_ENTRIES PROVIDED_.
┏━━

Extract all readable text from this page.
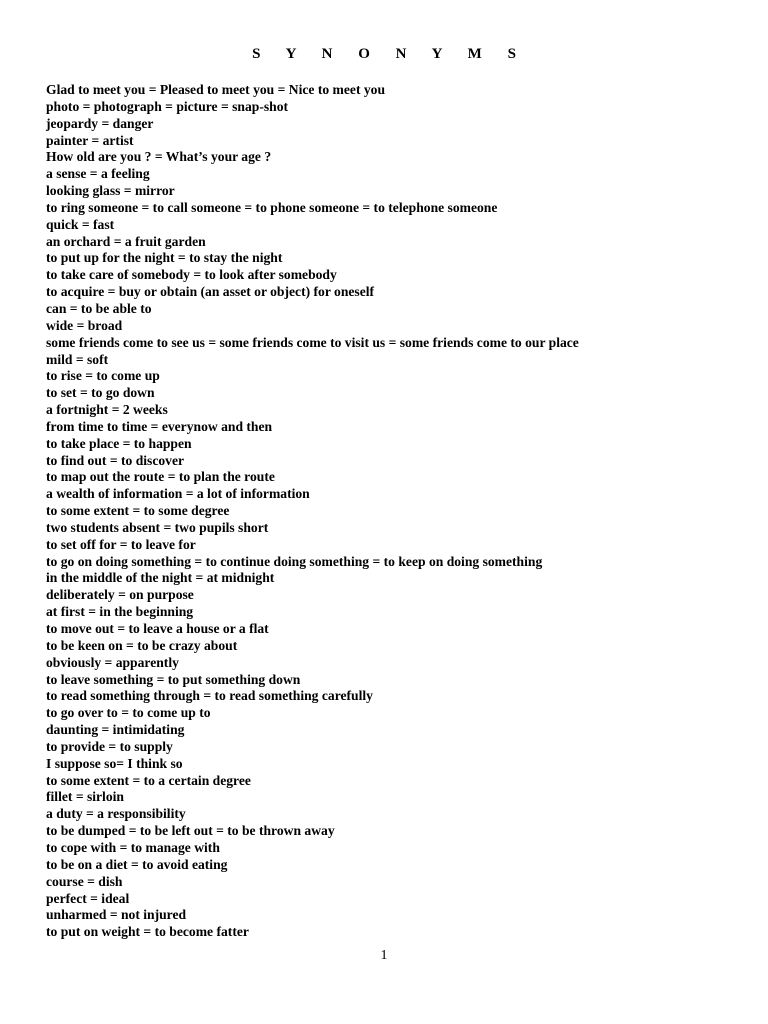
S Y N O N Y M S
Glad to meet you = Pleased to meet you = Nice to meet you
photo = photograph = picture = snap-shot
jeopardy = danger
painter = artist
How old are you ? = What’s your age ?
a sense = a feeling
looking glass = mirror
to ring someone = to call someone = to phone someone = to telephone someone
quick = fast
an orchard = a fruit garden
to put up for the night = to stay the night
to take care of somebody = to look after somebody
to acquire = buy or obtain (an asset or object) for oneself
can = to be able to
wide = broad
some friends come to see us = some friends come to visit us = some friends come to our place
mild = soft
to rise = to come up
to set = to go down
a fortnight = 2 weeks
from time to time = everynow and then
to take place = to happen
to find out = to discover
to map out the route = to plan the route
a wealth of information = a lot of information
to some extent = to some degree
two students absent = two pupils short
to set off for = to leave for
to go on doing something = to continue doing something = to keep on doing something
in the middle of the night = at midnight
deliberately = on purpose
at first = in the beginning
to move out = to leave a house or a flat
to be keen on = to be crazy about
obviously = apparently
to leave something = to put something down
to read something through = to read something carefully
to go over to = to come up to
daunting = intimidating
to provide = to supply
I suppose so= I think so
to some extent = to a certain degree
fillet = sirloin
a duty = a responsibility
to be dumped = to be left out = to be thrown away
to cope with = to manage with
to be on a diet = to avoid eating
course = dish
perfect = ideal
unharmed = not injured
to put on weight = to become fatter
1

┗━━

_DIRECTIVE_. In this exercise, set down all of the data exactly, without the pictures.

_OUTPUT OF THE TASK_.
Extract all readable text from this page.
S Y N O N Y M S
Glad to meet you = Pleased to meet you = Nice to meet you
photo = photograph = picture = snap-shot
jeopardy = danger
painter = artist
How old are you ? = What’s your age ?
a sense = a feeling
looking glass = mirror
to ring someone = to call someone = to phone someone = to telephone someone
quick = fast
an orchard = a fruit garden
to put up for the night = to stay the night
to take care of somebody = to look after somebody
to acquire = buy or obtain (an asset or object) for oneself
can = to be able to
wide = broad
some friends come to see us = some friends come to visit us = some friends come to our place
mild = soft
to rise = to come up
to set = to go down
a fortnight = 2 weeks
from time to time = everynow and then
to take place = to happen
to find out = to discover
to map out the route = to plan the route
a wealth of information = a lot of information
to some extent = to some degree
two students absent = two pupils short
to set off for = to leave for
to go on doing something = to continue doing something = to keep on doing something
in the middle of the night = at midnight
deliberately = on purpose
at first = in the beginning
to move out = to leave a house or a flat
to be keen on = to be crazy about
obviously = apparently
to leave something = to put something down
to read something through = to read something carefully
to go over to = to come up to
daunting = intimidating
to provide = to supply
I suppose so= I think so
to some extent = to a certain degree
fillet = sirloin
a duty = a responsibility
to be dumped = to be left out = to be thrown away
to cope with = to manage with
to be on a diet = to avoid eating
course = dish
perfect = ideal
unharmed = not injured
to put on weight = to become fatter
1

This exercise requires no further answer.